• Data rows:
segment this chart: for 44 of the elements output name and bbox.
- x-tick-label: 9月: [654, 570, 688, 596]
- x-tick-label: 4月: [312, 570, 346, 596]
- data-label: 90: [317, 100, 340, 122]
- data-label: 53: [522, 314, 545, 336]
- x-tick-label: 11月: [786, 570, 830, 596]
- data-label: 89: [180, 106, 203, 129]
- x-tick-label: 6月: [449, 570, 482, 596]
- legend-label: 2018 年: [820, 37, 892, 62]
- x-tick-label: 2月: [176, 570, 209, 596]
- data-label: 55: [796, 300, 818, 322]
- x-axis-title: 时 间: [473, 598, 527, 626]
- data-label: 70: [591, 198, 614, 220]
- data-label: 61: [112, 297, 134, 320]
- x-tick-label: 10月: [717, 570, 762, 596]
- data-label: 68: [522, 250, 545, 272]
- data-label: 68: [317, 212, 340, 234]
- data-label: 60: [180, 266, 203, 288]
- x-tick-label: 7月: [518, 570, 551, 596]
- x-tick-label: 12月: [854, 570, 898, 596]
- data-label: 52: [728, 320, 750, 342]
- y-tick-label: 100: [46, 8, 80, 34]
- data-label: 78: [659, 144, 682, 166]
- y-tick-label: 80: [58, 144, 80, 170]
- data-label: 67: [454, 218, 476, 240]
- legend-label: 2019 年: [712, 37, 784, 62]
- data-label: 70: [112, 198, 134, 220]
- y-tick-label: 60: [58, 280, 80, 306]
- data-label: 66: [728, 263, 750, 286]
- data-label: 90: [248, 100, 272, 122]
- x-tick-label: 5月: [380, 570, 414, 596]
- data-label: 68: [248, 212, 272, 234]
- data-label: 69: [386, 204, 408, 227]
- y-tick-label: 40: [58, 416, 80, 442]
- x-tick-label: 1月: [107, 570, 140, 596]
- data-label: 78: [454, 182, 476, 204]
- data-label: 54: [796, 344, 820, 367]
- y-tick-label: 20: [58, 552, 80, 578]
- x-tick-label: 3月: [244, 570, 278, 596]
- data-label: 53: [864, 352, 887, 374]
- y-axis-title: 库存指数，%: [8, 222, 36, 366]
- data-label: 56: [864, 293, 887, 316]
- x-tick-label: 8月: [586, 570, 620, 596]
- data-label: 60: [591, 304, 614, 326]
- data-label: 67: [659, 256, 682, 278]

• What you have to do:
Copy out the material word for word, starting with its first line and going on through the line with "- data-label: 55: [796, 300, 818, 322]".

• Written response:
segment this chart: for 44 of the elements output name and bbox.
- x-tick-label: 9月: [654, 570, 688, 596]
- x-tick-label: 4月: [312, 570, 346, 596]
- data-label: 90: [317, 100, 340, 122]
- data-label: 53: [522, 314, 545, 336]
- x-tick-label: 11月: [786, 570, 830, 596]
- data-label: 89: [180, 106, 203, 129]
- x-tick-label: 6月: [449, 570, 482, 596]
- legend-label: 2018 年: [820, 37, 892, 62]
- x-tick-label: 2月: [176, 570, 209, 596]
- data-label: 55: [796, 300, 818, 322]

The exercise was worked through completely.